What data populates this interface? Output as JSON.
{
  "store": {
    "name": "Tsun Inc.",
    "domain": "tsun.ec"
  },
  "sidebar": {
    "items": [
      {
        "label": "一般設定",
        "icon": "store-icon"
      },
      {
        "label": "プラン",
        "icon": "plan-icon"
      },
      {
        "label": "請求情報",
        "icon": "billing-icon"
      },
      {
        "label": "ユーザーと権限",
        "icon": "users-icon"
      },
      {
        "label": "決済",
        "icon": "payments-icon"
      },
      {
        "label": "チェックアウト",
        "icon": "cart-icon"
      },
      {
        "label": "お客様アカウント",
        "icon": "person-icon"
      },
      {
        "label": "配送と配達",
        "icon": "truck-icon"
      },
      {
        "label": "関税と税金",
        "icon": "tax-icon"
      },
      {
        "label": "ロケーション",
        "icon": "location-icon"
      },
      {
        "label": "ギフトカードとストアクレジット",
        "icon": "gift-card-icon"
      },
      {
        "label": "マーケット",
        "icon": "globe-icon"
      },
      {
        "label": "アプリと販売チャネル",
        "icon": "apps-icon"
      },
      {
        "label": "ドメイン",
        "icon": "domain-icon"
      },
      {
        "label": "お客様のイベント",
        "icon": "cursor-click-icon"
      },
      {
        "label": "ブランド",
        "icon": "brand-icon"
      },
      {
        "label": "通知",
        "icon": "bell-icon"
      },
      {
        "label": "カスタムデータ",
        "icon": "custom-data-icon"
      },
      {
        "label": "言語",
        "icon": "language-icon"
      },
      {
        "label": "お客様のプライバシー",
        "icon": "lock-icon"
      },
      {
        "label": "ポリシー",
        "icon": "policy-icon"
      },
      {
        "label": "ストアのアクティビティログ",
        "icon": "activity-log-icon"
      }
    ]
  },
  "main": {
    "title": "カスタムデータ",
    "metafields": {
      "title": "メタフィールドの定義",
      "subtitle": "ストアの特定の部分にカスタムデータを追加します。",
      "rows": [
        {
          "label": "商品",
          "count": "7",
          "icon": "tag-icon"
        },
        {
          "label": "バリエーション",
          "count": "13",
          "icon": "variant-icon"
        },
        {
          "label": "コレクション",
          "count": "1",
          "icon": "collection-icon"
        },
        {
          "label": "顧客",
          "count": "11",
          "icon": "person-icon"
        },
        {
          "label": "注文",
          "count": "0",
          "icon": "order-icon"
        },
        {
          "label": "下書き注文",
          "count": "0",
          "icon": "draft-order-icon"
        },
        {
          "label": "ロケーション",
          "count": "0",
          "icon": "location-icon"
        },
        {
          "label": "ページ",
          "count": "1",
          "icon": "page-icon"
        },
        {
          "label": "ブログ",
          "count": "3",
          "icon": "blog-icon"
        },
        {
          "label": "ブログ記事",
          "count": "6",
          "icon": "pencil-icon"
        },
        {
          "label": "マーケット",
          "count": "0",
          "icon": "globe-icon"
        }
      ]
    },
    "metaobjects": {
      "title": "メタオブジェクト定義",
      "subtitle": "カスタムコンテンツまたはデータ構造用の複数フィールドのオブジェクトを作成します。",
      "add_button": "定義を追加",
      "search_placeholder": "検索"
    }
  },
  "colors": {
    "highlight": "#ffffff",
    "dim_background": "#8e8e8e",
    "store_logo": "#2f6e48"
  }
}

*-*-*

• _WHAT IS EXPECTED_
Output the records verbatim, from the first line to the last.

• _SOLUTION FOR THIS TASK_
What data populates this interface? Output as JSON.
{
  "store": {
    "name": "Tsun Inc.",
    "domain": "tsun.ec"
  },
  "sidebar": {
    "items": [
      {
        "label": "一般設定",
        "icon": "store-icon"
      },
      {
        "label": "プラン",
        "icon": "plan-icon"
      },
      {
        "label": "請求情報",
        "icon": "billing-icon"
      },
      {
        "label": "ユーザーと権限",
        "icon": "users-icon"
      },
      {
        "label": "決済",
        "icon": "payments-icon"
      },
      {
        "label": "チェックアウト",
        "icon": "cart-icon"
      },
      {
        "label": "お客様アカウント",
        "icon": "person-icon"
      },
      {
        "label": "配送と配達",
        "icon": "truck-icon"
      },
      {
        "label": "関税と税金",
        "icon": "tax-icon"
      },
      {
        "label": "ロケーション",
        "icon": "location-icon"
      },
      {
        "label": "ギフトカードとストアクレジット",
        "icon": "gift-card-icon"
      },
      {
        "label": "マーケット",
        "icon": "globe-icon"
      },
      {
        "label": "アプリと販売チャネル",
        "icon": "apps-icon"
      },
      {
        "label": "ドメイン",
        "icon": "domain-icon"
      },
      {
        "label": "お客様のイベント",
        "icon": "cursor-click-icon"
      },
      {
        "label": "ブランド",
        "icon": "brand-icon"
      },
      {
        "label": "通知",
        "icon": "bell-icon"
      },
      {
        "label": "カスタムデータ",
        "icon": "custom-data-icon"
      },
      {
        "label": "言語",
        "icon": "language-icon"
      },
      {
        "label": "お客様のプライバシー",
        "icon": "lock-icon"
      },
      {
        "label": "ポリシー",
        "icon": "policy-icon"
      },
      {
        "label": "ストアのアクティビティログ",
        "icon": "activity-log-icon"
      }
    ]
  },
  "main": {
    "title": "カスタムデータ",
    "metafields": {
      "title": "メタフィールドの定義",
      "subtitle": "ストアの特定の部分にカスタムデータを追加します。",
      "rows": [
        {
          "label": "商品",
          "count": "7",
          "icon": "tag-icon"
        },
        {
          "label": "バリエーション",
          "count": "13",
          "icon": "variant-icon"
        },
        {
          "label": "コレクション",
          "count": "1",
          "icon": "collection-icon"
        },
        {
          "label": "顧客",
          "count": "11",
          "icon": "person-icon"
        },
        {
          "label": "注文",
          "count": "0",
          "icon": "order-icon"
        },
        {
          "label": "下書き注文",
          "count": "0",
          "icon": "draft-order-icon"
        },
        {
          "label": "ロケーション",
          "count": "0",
          "icon": "location-icon"
        },
        {
          "label": "ページ",
          "count": "1",
          "icon": "page-icon"
        },
        {
          "label": "ブログ",
          "count": "3",
          "icon": "blog-icon"
        },
        {
          "label": "ブログ記事",
          "count": "6",
          "icon": "pencil-icon"
        },
        {
          "label": "マーケット",
          "count": "0",
          "icon": "globe-icon"
        }
      ]
    },
    "metaobjects": {
      "title": "メタオブジェクト定義",
      "subtitle": "カスタムコンテンツまたはデータ構造用の複数フィールドのオブジェクトを作成します。",
      "add_button": "定義を追加",
      "search_placeholder": "検索"
    }
  },
  "colors": {
    "highlight": "#ffffff",
    "dim_background": "#8e8e8e",
    "store_logo": "#2f6e48"
  }
}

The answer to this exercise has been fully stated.